YOUR INSTRUCTIONS:
Identify the lines that contain the word "Dakota", then copy them.

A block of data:
--*--
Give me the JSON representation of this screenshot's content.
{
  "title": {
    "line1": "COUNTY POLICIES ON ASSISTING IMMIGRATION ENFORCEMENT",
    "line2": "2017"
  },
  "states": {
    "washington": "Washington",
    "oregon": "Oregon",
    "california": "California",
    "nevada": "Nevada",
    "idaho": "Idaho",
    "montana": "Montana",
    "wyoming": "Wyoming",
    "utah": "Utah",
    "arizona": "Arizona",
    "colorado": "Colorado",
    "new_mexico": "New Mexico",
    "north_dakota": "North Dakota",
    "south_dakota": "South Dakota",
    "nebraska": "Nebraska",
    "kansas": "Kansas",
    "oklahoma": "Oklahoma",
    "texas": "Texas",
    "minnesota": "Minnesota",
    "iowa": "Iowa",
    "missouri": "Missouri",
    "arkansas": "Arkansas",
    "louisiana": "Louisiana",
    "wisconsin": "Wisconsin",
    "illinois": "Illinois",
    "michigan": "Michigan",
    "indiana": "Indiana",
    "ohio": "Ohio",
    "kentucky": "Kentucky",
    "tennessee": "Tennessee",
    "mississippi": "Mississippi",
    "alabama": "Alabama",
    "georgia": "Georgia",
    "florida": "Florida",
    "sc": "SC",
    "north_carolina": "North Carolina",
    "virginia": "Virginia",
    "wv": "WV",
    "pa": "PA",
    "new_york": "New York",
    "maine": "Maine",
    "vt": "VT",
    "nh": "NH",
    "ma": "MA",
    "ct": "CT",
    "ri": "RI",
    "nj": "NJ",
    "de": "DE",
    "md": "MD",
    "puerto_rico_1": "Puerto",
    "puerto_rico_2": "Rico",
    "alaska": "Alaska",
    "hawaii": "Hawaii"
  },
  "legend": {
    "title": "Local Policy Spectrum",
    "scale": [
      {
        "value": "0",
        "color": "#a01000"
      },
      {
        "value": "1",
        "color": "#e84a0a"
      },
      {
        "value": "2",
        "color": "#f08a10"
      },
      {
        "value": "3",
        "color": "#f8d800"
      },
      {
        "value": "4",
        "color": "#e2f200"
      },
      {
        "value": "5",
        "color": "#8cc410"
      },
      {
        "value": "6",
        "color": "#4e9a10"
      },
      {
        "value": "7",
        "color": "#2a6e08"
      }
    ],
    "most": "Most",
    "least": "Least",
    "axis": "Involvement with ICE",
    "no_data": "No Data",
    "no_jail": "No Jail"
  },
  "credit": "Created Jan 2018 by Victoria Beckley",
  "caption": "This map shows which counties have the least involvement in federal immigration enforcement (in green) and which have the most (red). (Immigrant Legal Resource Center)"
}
--*--
EXERCISE SOLUTION:
    "north_dakota": "North Dakota",
    "south_dakota": "South Dakota",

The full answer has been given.